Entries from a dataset
________________________________________
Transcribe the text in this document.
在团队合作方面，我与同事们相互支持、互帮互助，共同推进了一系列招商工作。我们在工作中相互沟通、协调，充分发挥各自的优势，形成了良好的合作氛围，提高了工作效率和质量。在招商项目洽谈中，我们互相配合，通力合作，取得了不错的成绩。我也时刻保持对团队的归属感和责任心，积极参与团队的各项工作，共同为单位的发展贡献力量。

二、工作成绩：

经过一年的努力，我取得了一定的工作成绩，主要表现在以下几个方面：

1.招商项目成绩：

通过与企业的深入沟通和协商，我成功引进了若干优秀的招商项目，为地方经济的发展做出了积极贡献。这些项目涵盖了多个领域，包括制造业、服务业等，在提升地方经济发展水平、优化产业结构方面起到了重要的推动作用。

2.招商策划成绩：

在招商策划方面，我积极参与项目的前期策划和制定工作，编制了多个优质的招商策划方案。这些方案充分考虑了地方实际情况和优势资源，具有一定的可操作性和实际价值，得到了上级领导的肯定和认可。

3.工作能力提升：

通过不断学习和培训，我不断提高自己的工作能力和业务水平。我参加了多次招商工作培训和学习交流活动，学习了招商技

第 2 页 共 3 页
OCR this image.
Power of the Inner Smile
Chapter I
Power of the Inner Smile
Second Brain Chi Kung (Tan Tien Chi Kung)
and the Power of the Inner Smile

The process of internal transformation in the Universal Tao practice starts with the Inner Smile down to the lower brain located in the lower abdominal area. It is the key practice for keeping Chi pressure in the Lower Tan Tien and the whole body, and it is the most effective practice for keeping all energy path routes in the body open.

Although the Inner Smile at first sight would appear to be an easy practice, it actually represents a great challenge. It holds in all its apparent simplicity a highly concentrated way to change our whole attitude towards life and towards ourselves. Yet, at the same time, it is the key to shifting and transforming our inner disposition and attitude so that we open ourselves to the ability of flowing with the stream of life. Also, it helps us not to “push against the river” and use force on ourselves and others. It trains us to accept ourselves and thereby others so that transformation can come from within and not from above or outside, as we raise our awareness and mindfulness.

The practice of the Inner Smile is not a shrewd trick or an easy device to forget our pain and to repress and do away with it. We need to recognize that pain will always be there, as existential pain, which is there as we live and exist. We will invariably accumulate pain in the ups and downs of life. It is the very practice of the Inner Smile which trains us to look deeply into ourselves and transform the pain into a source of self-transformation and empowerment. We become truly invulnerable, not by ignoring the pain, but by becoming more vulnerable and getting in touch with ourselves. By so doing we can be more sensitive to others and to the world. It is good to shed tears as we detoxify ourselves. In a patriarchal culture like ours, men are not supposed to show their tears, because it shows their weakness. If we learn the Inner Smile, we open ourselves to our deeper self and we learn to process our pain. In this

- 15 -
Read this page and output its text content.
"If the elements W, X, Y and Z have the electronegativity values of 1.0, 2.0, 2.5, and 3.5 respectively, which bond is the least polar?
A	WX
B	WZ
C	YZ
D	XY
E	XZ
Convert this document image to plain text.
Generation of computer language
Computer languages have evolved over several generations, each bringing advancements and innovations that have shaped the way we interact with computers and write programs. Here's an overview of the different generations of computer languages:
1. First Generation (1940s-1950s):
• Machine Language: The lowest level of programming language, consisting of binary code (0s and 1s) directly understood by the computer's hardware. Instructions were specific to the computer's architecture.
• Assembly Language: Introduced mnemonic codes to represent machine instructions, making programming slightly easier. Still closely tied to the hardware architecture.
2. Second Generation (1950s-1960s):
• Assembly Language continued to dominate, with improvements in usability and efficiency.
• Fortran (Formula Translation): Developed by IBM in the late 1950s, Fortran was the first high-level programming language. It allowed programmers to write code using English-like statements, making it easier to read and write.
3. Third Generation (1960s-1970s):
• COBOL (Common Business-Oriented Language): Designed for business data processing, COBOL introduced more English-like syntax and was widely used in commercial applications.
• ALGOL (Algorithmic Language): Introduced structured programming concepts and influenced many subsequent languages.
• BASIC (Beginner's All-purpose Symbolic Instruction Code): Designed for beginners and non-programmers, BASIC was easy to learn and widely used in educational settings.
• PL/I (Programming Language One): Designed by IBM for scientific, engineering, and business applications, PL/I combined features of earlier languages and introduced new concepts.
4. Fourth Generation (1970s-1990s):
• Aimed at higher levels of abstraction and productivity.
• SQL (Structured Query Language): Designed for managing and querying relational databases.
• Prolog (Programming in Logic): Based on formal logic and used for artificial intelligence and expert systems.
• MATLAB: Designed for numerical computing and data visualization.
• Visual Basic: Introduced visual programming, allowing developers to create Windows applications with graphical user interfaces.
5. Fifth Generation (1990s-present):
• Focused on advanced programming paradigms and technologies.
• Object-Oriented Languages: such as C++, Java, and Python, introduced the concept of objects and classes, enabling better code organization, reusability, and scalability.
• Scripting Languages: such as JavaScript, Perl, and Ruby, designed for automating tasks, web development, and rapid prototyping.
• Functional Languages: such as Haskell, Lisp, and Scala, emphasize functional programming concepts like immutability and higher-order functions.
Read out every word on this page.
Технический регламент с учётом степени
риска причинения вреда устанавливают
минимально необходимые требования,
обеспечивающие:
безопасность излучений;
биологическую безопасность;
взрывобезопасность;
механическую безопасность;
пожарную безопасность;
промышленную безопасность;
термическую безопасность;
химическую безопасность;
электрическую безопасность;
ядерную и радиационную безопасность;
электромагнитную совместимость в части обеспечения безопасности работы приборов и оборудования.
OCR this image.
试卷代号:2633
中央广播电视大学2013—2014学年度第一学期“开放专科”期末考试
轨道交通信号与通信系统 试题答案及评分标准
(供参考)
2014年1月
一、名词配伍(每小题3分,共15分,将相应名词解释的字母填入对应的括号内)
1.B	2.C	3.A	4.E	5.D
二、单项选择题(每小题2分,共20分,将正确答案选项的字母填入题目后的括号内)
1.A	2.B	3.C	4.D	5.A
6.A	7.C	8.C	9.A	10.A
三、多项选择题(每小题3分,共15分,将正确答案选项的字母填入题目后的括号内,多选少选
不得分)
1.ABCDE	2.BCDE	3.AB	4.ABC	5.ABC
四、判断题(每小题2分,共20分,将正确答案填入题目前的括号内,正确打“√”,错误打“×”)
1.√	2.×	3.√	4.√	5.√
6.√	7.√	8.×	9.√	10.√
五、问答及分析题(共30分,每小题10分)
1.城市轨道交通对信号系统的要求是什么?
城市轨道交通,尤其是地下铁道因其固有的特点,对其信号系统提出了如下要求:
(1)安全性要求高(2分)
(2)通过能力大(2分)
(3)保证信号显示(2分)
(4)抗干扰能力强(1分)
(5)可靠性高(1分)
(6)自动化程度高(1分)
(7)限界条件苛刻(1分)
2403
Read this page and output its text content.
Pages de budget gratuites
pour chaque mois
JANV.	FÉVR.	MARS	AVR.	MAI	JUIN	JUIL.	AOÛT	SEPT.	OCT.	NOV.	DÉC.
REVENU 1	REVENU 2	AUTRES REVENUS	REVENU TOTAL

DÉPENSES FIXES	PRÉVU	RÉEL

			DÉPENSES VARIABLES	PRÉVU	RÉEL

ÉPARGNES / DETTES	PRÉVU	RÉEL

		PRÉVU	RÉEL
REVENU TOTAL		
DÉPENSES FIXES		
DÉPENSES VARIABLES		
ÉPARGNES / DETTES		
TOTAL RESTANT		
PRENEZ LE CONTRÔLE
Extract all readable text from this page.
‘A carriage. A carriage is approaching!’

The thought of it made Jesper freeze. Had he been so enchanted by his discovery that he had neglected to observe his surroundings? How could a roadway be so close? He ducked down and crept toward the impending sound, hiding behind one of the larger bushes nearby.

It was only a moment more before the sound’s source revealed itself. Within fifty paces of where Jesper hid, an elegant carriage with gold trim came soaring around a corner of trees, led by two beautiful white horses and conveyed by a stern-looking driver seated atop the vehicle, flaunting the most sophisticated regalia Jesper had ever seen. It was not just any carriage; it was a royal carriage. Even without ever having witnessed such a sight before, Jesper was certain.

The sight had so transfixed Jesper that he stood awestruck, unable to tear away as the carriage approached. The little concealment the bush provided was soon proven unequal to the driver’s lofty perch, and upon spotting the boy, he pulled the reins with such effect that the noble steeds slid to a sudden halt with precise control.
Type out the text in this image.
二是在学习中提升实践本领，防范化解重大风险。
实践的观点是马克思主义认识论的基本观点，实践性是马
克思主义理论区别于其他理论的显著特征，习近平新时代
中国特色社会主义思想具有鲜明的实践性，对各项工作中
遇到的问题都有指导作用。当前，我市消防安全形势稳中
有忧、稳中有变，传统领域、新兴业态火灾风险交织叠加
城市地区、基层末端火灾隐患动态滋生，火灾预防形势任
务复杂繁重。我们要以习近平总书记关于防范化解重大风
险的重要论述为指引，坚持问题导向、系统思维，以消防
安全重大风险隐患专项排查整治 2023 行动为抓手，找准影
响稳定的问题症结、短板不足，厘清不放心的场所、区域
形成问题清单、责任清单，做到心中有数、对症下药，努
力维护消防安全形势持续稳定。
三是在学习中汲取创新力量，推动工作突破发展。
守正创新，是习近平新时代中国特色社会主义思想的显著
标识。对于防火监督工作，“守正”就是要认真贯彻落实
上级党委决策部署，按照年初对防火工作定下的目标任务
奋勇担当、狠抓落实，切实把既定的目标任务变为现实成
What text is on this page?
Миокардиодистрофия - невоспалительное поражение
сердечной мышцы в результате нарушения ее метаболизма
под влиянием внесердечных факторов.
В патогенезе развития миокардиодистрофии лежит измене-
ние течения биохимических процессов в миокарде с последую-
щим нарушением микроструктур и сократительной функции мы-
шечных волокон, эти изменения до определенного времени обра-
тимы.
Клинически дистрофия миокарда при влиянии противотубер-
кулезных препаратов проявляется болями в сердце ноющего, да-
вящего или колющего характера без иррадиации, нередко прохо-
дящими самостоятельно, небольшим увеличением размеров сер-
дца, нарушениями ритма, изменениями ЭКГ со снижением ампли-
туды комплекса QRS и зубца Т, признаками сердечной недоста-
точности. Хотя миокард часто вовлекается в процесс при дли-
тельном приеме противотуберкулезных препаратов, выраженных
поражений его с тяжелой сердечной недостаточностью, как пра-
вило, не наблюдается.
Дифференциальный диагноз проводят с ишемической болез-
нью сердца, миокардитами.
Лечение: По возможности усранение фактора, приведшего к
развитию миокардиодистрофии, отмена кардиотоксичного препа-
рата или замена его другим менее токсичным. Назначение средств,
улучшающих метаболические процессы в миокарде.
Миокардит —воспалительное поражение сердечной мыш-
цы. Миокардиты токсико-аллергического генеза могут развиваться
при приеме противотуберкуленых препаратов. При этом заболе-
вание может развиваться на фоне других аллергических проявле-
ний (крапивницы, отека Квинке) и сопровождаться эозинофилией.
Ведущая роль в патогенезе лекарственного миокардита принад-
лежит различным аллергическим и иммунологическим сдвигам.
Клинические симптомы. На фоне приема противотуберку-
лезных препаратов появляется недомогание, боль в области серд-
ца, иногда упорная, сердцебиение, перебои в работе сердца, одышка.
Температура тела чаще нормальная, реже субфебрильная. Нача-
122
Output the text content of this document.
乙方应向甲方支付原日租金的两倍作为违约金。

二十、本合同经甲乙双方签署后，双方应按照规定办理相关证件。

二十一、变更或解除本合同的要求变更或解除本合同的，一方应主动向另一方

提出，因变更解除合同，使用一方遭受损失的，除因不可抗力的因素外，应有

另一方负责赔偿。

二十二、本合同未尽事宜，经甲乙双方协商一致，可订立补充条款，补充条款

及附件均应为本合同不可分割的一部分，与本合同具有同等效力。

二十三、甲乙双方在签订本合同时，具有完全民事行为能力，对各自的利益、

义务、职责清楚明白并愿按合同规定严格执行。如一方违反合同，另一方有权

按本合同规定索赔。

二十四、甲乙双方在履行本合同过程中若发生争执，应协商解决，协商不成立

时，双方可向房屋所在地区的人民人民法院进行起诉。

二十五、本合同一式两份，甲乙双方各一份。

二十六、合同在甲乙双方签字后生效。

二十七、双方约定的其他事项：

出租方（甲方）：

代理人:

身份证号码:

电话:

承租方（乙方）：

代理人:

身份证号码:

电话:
________________________________________
• **What this task involves**
In the entries above, identify every line with the word "higher". Copy those lines.

• **Response below**
• Aimed at higher levels of abstraction and productivity.
• Functional Languages: such as Haskell, Lisp, and Scala, emphasize functional programming concepts like immutability and higher-order functions.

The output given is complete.